Work through the data below and copy out every line where "domestica" is found.

*** GIVEN RECORDS Section Begins ***

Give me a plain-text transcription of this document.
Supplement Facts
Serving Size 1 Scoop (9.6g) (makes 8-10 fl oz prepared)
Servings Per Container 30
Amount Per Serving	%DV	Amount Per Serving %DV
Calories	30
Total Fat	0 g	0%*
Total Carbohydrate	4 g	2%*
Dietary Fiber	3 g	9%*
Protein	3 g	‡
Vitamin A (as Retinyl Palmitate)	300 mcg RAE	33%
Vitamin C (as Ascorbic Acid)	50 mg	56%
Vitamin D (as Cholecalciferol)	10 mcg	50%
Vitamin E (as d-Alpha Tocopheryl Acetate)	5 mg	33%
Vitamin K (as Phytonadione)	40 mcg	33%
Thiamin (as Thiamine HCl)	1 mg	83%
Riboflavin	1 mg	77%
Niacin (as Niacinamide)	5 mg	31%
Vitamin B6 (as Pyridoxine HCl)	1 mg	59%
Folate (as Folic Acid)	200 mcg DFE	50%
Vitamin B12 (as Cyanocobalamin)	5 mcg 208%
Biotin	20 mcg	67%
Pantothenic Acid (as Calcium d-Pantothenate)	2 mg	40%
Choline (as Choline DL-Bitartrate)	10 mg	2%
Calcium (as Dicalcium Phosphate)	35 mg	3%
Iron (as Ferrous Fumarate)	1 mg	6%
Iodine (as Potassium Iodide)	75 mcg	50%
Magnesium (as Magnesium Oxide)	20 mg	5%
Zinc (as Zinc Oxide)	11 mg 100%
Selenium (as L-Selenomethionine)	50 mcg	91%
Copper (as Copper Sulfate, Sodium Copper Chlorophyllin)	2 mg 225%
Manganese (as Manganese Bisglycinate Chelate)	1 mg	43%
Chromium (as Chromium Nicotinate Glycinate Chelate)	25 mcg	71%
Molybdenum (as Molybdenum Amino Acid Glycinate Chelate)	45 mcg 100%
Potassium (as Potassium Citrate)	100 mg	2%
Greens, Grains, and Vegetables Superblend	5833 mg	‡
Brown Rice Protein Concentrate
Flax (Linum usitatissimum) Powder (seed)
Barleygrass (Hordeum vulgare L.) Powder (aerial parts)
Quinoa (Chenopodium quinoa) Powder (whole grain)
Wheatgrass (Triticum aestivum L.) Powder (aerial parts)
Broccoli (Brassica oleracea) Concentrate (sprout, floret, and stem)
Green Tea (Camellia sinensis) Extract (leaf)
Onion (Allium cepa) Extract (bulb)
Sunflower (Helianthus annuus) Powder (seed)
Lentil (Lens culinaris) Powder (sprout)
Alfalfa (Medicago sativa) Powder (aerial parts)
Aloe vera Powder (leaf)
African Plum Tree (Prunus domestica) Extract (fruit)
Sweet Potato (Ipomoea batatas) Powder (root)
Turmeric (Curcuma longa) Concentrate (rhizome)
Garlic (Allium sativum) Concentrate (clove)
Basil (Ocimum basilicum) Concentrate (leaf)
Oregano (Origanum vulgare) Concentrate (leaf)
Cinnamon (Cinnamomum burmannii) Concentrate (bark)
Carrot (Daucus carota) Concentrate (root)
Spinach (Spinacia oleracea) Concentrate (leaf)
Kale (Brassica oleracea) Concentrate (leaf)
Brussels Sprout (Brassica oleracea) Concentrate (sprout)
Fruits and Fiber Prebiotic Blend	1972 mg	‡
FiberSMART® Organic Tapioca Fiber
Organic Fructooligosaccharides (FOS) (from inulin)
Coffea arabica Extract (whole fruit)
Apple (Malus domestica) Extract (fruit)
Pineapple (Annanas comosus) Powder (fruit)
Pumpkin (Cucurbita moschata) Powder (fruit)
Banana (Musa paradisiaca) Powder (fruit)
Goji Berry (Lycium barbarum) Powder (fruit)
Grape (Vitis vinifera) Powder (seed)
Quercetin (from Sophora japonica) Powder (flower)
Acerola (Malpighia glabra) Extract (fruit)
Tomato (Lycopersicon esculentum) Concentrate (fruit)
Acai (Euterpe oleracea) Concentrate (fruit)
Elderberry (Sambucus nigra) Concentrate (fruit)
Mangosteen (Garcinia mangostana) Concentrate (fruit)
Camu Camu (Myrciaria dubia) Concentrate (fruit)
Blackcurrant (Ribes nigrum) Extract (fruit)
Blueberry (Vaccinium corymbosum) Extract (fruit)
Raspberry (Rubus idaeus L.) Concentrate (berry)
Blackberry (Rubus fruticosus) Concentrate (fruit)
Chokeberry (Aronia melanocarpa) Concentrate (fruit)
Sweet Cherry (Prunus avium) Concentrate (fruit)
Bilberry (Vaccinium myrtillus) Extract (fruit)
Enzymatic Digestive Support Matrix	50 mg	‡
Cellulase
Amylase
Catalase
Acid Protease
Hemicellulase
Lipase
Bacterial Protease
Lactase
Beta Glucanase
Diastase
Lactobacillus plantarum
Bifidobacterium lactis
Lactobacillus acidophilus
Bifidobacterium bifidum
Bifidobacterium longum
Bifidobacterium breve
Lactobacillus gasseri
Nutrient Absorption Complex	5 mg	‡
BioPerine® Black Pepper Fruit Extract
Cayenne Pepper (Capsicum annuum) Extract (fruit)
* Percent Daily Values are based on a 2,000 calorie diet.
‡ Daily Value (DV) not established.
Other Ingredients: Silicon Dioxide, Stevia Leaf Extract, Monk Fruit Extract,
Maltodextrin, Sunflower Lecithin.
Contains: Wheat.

*** GIVEN RECORDS Section Ends ***

▶ **RESPONSE**
African Plum Tree (Prunus domestica) Extract (fruit)
Apple (Malus domestica) Extract (fruit)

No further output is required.